[Begin Entries shown]
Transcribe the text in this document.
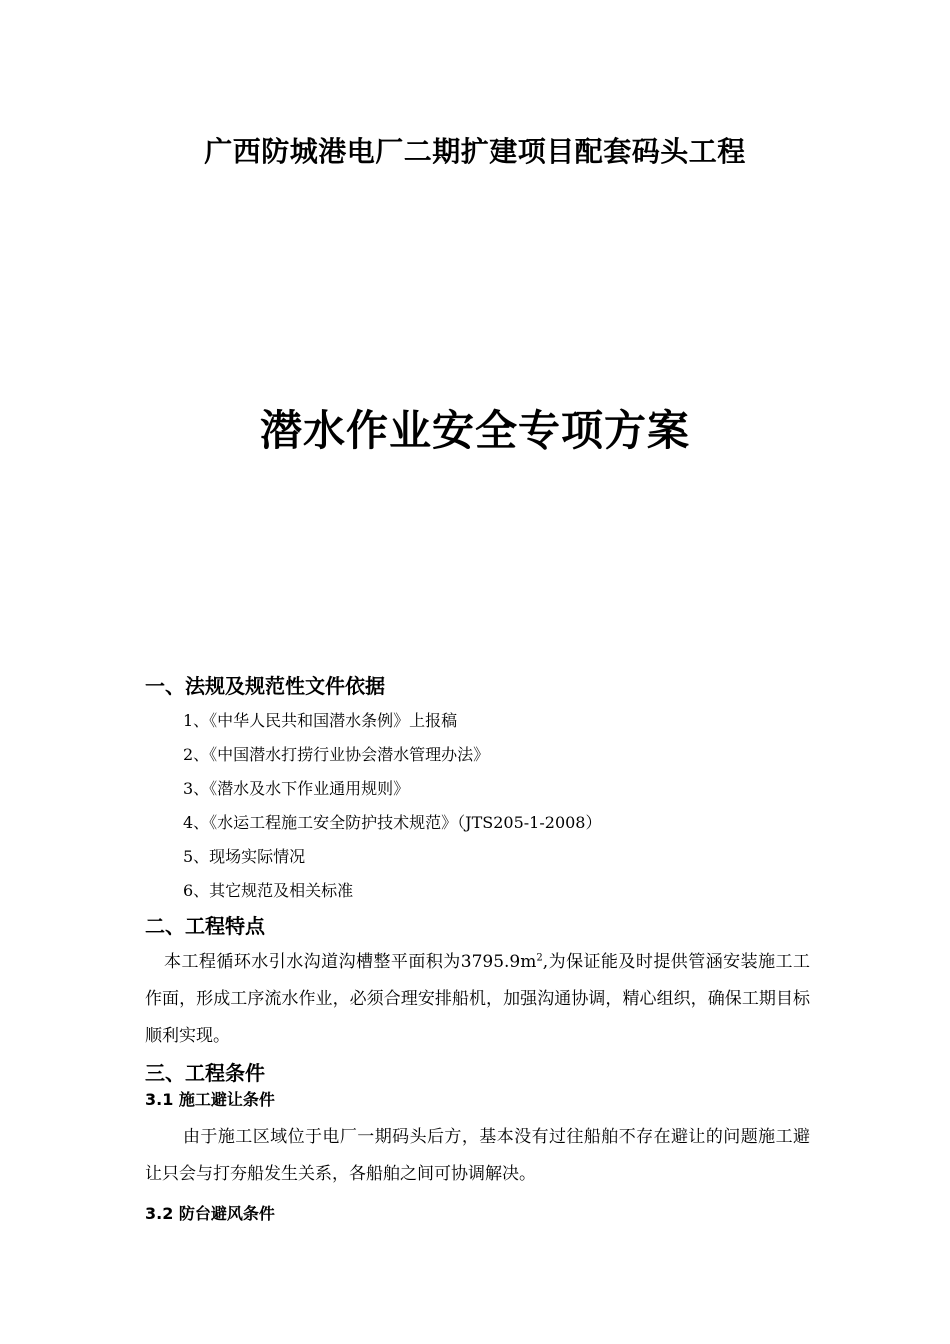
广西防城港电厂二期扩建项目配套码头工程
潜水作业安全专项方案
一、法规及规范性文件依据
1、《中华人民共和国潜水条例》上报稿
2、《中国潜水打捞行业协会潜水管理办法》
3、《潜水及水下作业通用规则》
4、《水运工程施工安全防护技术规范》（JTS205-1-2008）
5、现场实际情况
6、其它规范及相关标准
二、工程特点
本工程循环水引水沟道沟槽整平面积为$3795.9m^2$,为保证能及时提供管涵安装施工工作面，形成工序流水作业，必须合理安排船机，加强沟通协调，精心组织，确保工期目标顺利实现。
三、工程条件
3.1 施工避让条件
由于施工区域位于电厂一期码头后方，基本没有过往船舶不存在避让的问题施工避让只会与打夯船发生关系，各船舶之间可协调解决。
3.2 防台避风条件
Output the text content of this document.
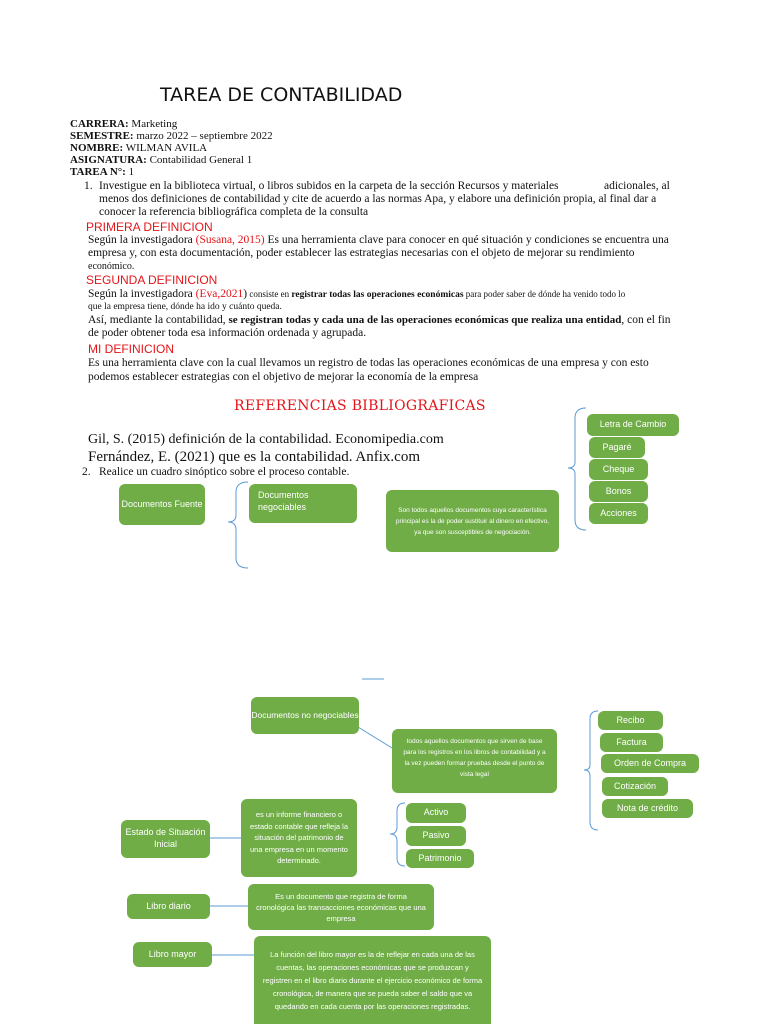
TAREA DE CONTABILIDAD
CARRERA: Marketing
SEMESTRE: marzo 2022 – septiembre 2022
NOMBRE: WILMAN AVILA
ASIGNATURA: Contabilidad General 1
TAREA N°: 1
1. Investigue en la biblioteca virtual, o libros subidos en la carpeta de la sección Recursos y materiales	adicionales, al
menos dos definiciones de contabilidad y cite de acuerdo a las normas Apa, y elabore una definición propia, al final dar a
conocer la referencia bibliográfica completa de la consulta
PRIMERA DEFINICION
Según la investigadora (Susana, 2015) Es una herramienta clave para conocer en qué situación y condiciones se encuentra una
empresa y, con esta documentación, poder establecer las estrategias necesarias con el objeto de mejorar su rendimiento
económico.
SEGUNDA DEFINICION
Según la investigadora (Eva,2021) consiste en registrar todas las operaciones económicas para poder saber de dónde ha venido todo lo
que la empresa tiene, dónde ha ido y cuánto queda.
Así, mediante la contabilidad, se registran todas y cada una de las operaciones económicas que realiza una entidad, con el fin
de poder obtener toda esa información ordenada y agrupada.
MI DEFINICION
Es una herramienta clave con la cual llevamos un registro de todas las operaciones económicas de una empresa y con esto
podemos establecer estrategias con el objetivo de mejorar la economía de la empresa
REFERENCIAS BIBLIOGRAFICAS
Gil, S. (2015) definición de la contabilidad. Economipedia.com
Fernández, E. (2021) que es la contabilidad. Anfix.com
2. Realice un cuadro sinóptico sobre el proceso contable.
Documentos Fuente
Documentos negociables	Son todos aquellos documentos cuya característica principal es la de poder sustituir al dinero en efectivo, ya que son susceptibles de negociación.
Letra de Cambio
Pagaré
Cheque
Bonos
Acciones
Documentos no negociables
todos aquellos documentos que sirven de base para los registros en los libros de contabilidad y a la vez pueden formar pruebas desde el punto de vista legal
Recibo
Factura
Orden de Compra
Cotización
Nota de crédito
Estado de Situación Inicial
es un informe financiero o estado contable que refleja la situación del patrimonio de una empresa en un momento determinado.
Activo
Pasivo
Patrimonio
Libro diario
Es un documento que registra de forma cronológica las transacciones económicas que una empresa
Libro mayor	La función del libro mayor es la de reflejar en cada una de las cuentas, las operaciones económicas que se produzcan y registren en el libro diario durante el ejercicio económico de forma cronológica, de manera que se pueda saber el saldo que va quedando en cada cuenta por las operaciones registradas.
[End Entries shown]
[Begin Entries shown]
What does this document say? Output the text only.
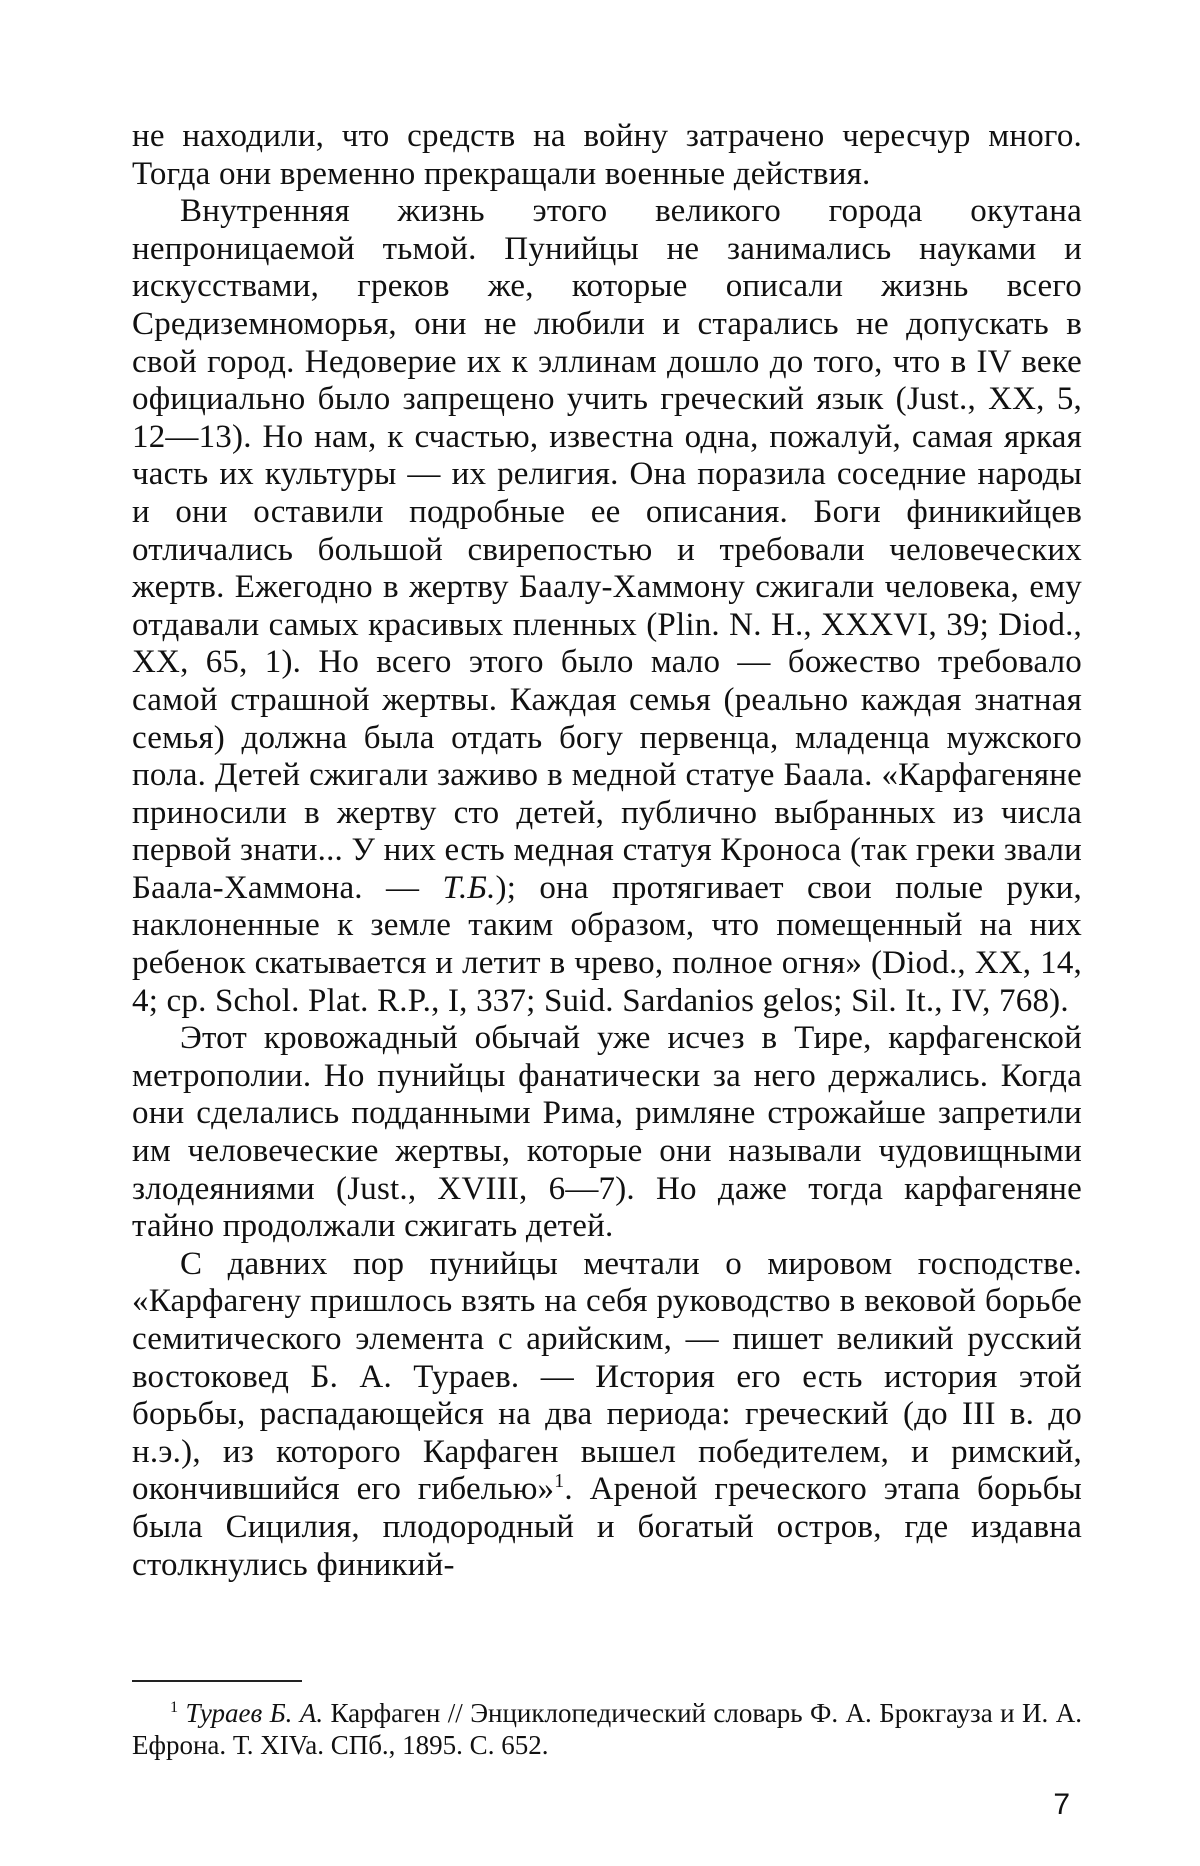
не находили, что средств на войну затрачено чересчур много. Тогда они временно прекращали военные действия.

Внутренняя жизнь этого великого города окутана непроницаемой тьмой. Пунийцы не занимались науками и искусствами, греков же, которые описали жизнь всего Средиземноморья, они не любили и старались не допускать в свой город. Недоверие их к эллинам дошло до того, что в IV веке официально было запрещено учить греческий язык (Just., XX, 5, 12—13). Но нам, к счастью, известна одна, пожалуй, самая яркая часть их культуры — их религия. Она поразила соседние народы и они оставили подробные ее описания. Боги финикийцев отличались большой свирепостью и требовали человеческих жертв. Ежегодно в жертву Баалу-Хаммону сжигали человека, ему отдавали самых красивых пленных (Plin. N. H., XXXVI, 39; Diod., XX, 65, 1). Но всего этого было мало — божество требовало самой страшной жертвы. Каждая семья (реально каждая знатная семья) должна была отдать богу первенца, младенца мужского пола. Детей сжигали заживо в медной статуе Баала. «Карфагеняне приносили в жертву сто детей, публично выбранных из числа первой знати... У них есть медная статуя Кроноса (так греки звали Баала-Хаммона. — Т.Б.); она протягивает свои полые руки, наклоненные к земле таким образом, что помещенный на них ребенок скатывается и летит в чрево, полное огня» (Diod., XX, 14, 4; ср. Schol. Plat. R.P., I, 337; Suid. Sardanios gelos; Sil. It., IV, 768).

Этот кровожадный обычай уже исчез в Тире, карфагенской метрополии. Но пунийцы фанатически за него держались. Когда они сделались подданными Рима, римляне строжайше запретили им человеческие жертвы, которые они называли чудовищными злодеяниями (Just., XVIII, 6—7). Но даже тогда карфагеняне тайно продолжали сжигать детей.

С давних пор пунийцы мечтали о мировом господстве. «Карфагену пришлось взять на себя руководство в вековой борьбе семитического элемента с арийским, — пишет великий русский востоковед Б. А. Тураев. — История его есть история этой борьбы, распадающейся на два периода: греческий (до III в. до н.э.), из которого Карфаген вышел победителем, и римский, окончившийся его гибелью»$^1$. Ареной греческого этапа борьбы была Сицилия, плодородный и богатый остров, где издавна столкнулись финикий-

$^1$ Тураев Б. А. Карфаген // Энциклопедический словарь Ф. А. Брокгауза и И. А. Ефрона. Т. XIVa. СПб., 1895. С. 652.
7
[End Entries shown]
Within the entries above, work out how many lines contain the word "establecer". The number alone is the answer.

* _Result of the task_
2